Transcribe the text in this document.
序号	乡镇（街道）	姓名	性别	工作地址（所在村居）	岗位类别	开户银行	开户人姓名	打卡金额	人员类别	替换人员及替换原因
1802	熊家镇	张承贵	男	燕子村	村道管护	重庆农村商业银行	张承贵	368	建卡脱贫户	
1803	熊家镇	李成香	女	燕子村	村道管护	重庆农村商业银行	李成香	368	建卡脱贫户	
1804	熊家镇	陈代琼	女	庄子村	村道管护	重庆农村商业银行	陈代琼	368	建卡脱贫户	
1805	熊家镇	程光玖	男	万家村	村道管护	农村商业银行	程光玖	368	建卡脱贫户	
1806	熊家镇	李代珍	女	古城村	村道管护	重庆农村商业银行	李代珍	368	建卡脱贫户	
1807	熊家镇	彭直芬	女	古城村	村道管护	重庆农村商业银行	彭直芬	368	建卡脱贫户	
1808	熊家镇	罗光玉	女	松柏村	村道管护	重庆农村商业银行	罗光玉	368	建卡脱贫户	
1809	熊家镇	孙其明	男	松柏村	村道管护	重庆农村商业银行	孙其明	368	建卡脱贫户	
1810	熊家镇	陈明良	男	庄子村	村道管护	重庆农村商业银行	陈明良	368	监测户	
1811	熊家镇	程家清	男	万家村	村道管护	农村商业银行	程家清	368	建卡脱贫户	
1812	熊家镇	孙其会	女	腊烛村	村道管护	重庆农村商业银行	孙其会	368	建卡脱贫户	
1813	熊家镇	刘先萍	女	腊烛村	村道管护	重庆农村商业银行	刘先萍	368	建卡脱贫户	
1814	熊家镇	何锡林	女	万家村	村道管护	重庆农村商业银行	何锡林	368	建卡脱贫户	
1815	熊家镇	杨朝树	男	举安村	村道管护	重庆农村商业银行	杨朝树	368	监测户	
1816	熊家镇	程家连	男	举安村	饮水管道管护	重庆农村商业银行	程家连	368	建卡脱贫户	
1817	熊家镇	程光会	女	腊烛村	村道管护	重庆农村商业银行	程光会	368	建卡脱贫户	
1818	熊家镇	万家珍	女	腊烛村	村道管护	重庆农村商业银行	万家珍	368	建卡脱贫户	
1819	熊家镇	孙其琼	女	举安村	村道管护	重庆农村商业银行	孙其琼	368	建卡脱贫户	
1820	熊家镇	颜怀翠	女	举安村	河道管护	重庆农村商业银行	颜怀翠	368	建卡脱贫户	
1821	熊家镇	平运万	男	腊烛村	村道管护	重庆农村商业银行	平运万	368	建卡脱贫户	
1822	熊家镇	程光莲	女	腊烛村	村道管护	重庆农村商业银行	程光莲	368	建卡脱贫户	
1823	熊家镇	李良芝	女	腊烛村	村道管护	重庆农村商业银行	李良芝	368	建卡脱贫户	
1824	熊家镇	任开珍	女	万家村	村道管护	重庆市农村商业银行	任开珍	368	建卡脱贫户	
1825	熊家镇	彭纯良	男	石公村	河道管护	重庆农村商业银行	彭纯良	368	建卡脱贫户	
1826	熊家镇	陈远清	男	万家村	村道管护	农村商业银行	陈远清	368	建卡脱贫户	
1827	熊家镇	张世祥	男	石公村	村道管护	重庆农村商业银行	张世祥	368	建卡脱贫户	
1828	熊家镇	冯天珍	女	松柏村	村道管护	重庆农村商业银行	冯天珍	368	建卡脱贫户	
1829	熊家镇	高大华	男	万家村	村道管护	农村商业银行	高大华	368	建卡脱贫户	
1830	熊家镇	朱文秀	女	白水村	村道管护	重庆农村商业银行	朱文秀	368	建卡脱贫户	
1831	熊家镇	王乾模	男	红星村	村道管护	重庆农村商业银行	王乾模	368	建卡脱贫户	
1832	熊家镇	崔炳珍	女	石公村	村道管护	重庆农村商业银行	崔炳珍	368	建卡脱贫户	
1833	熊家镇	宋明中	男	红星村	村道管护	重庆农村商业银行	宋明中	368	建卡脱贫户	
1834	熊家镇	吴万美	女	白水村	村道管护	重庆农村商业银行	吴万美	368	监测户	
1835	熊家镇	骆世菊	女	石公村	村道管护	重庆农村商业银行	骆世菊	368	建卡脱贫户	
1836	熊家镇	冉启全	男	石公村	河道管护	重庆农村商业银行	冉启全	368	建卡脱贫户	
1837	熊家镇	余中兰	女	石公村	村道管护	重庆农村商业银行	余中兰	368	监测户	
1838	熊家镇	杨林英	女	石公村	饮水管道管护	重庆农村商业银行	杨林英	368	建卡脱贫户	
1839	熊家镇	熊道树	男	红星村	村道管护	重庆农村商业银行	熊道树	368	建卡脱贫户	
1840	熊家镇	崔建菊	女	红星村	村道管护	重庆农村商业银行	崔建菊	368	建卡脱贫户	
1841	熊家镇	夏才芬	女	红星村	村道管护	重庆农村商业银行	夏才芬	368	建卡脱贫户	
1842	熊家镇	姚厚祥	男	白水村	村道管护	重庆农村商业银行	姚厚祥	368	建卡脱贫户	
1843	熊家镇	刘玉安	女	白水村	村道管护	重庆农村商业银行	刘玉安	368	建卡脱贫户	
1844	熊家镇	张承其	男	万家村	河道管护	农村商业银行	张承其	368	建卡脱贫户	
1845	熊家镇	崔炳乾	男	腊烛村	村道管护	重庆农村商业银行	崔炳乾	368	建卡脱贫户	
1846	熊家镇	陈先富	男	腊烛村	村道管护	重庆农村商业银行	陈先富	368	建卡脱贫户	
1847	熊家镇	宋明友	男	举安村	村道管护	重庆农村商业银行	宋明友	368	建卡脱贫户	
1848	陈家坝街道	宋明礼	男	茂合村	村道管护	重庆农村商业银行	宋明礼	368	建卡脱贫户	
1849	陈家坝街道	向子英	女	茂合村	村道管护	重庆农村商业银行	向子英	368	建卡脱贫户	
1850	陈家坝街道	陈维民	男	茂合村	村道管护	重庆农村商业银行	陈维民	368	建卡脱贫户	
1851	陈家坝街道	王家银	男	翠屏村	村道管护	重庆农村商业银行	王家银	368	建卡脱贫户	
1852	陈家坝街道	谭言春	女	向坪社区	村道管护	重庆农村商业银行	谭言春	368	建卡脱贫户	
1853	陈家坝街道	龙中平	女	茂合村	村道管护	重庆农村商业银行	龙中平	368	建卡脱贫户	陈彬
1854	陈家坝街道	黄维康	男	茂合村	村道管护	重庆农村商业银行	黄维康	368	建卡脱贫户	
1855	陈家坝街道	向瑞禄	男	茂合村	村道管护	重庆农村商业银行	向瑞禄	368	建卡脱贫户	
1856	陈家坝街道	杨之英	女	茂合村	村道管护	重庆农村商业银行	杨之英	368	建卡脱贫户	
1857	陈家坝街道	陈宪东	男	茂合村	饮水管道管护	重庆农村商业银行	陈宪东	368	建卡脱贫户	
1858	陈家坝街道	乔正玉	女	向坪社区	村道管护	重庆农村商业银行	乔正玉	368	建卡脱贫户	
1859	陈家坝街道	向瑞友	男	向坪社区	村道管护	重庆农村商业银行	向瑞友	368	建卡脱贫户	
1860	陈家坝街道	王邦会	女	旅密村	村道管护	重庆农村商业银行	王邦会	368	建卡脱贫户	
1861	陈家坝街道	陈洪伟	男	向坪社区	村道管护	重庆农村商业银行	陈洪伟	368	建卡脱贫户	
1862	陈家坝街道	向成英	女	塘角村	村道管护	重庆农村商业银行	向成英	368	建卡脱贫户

____________

TASK INSTRUCTIONS:
Copy out every line of the listing that includes the string "饮水管道管护".

WRITTEN SOLUTION:
1816	熊家镇	程家连	男	举安村	饮水管道管护	重庆农村商业银行	程家连	368	建卡脱贫户	
1838	熊家镇	杨林英	女	石公村	饮水管道管护	重庆农村商业银行	杨林英	368	建卡脱贫户	
1857	陈家坝街道	陈宪东	男	茂合村	饮水管道管护	重庆农村商业银行	陈宪东	368	建卡脱贫户	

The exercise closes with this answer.